SOURCE PASSAGE:
=======

1950 Bulgarian Cup final
- Event: 1950 Bulgarian Cup
| Levski Sofia | CSKA Sofia |
| 1 | 1 |
- After extra time
- Date: 26 November 1950
- Venue: People's Army Stadium, Sofia
- Referee: Todor Stoyanov (Sofia)
- Attendance: 30,000

= 1950 Bulgarian Cup final =

The 1950 Bulgarian Cup final was the 10th final of the Bulgarian Cup (in this period the tournament was named Cup of the Soviet Army). It was contested by Levski Sofia and CSKA Sofia. It took three matches at People's Army Stadium to determine a winner. The first took place on 26 November, the second on 27 November and the third on 3 December 1950. The cup was won by Levski Sofia. They won the 2nd replay 1–0 after extra time.

=======

RECORDS PROVIDED:
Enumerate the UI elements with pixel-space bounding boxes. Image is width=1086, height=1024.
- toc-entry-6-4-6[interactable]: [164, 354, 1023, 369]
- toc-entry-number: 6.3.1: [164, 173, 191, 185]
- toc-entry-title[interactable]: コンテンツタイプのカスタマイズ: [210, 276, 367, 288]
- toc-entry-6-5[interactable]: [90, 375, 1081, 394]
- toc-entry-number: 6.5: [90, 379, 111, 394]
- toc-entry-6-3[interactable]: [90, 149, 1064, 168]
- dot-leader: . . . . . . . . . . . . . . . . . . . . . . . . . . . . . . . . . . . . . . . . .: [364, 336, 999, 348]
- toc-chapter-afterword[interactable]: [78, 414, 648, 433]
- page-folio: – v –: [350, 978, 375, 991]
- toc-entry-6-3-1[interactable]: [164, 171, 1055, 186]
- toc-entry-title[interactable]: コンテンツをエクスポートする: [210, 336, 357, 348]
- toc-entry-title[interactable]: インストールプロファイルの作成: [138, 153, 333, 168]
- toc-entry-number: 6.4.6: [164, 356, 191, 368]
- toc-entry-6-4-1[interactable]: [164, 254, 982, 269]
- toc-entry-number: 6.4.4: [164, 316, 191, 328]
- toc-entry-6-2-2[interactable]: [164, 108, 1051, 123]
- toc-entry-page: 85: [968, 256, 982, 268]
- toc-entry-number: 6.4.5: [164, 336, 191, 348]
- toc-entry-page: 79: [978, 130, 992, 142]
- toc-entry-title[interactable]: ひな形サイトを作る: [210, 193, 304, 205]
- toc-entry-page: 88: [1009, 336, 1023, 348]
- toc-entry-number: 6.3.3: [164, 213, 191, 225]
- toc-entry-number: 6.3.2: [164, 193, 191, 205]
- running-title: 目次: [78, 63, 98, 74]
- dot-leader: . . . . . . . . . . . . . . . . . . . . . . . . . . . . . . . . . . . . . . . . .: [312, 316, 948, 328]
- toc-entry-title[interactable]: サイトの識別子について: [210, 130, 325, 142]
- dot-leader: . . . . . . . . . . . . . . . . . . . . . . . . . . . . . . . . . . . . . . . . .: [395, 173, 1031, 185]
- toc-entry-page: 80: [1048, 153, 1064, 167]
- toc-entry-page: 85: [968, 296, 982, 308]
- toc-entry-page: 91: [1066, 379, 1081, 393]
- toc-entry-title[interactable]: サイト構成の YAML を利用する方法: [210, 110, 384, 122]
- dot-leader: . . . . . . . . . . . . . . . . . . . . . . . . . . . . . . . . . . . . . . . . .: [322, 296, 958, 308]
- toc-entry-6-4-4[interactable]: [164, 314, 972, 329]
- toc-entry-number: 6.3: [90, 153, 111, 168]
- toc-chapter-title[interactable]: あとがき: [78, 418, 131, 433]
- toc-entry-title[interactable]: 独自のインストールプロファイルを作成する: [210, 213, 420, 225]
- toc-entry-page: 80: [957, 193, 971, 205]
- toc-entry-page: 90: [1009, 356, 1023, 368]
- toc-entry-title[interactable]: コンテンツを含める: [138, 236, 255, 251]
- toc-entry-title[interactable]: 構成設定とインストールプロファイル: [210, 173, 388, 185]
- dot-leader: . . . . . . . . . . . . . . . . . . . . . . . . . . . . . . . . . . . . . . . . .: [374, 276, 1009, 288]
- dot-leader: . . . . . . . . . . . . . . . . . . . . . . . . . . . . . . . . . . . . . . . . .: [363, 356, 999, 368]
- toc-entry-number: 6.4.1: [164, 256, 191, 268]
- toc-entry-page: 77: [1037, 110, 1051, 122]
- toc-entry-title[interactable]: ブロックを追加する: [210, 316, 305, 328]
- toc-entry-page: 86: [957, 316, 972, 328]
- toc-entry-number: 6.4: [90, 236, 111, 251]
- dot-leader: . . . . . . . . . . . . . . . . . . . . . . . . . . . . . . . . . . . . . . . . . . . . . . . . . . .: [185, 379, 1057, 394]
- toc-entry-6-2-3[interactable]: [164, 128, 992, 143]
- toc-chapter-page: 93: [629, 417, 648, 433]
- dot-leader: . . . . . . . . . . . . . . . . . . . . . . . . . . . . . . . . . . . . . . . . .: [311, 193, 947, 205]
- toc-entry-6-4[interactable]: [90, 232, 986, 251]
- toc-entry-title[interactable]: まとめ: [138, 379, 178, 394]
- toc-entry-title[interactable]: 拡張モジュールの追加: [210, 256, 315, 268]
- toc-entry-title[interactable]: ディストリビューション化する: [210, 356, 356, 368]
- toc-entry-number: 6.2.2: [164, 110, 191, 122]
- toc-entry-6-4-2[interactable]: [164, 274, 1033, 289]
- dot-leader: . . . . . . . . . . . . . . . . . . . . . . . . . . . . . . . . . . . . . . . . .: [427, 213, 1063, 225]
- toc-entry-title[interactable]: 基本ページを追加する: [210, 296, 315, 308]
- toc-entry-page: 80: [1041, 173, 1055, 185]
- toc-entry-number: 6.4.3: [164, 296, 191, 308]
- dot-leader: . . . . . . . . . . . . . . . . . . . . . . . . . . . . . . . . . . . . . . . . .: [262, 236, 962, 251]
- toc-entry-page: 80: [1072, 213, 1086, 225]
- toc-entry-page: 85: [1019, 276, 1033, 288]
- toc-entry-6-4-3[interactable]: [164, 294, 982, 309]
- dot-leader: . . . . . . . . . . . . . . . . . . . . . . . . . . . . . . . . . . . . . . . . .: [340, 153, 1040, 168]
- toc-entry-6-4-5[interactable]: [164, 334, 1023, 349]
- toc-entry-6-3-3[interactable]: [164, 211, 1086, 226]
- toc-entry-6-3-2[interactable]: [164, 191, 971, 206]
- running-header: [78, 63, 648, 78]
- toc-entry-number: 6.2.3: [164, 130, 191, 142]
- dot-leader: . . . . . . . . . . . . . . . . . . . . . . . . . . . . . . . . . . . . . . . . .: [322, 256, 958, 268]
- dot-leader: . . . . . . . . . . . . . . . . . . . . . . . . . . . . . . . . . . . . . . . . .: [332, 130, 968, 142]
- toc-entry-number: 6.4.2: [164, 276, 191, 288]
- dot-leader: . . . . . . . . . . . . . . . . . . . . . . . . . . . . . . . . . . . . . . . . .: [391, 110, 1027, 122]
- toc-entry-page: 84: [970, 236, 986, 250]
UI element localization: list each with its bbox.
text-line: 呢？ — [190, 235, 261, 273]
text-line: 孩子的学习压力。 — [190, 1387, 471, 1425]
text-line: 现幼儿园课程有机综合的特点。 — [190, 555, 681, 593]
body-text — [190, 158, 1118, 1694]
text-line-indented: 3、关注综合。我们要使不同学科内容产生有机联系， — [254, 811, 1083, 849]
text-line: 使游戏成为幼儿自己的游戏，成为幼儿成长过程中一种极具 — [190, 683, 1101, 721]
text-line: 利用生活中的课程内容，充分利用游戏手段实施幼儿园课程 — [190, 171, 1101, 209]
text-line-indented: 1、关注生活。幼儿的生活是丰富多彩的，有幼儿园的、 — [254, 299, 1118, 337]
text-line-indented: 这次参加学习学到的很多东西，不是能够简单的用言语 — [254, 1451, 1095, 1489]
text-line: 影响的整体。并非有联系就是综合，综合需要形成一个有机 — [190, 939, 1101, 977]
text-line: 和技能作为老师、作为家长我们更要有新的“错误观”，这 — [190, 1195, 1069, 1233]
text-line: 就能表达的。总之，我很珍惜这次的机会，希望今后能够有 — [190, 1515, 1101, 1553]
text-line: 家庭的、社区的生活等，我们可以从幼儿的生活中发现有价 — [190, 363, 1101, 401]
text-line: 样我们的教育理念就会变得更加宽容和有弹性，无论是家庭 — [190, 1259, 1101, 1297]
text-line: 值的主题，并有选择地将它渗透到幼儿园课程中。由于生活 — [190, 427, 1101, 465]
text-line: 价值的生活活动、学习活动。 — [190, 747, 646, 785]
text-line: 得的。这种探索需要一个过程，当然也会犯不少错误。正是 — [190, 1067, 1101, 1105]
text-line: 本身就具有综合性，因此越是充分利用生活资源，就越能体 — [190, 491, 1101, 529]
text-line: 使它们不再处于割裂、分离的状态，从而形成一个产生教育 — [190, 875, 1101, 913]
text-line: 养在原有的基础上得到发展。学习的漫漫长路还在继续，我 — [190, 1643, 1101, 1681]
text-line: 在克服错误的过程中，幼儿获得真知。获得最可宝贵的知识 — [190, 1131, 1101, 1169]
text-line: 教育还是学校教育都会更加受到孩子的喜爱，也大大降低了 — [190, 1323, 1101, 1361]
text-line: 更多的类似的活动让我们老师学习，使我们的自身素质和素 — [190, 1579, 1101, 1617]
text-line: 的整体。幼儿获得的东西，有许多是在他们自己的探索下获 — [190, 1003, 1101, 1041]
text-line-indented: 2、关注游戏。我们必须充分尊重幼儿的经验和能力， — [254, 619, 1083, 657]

=======

EXERCISE SET:
1 > Do these statements agree with the passage on the 1950 Bulgarian Cup final? Answer yes or no for each and quote the words from the passage that decide it. (a) All three matches were played at People's Army Stadium. (b) CSKA Sofia won the cup. (c) The second replay was decided without extra time.
2 > From the passage on the 1950 Bulgarian Cup final, copy the part from "The 1950 Bulgarian" up to and including "after extra time.".
3 > Write what comes next in the passage on the 1950 Bulgarian Cup final, beginning after its last sentence.

WRITTEN ANSWERS:
1 >
(a) Yes: "It took three matches at People's Army Stadium to determine a winner."
(b) No: "The cup was won by Levski Sofia."
(c) No: "They won the 2nd replay 1–0 after extra time."

2 >
The 1950 Bulgarian Cup final was the 10th final of the Bulgarian Cup (in this period the tournament was named Cup of the Soviet Army). It was contested by Levski Sofia and CSKA Sofia. It took three matches at People's Army Stadium to determine a winner. The first took place on 26 November, the second on 27 November and the third on 3 December 1950. The cup was won by Levski Sofia. They won the 2nd replay 1–0 after extra time.

3 >
==First game==
- Levski Sofia 1–1 CSKA Sofia
- Goalscorers: Hranov 61'; Panayotov 76'
  - Levski: Spas Andreev, Dimitar Iliev, Ivan Dimchev (c), Amedeo Kleva, Dimitar Doychinov (28' Georgi Kardashev), Angel Petrov, Borislav Tsvetkov, Dragan Georgiev, Arsen Dimitrov, Lyubomir Hranov, Yordan Tomov
  - CSKA': Stefan Gerenski, Georgi Tsvetkov, Manol Manolov, Georgi Nasev, Atanas Tsanov, Gavril Stoyanov, Stefan Stefanov, Stefan Bozhkov (c), Panayot Panayotov, Kostadin Blagoev, Gocho Rusev (24' Asen Panayotov)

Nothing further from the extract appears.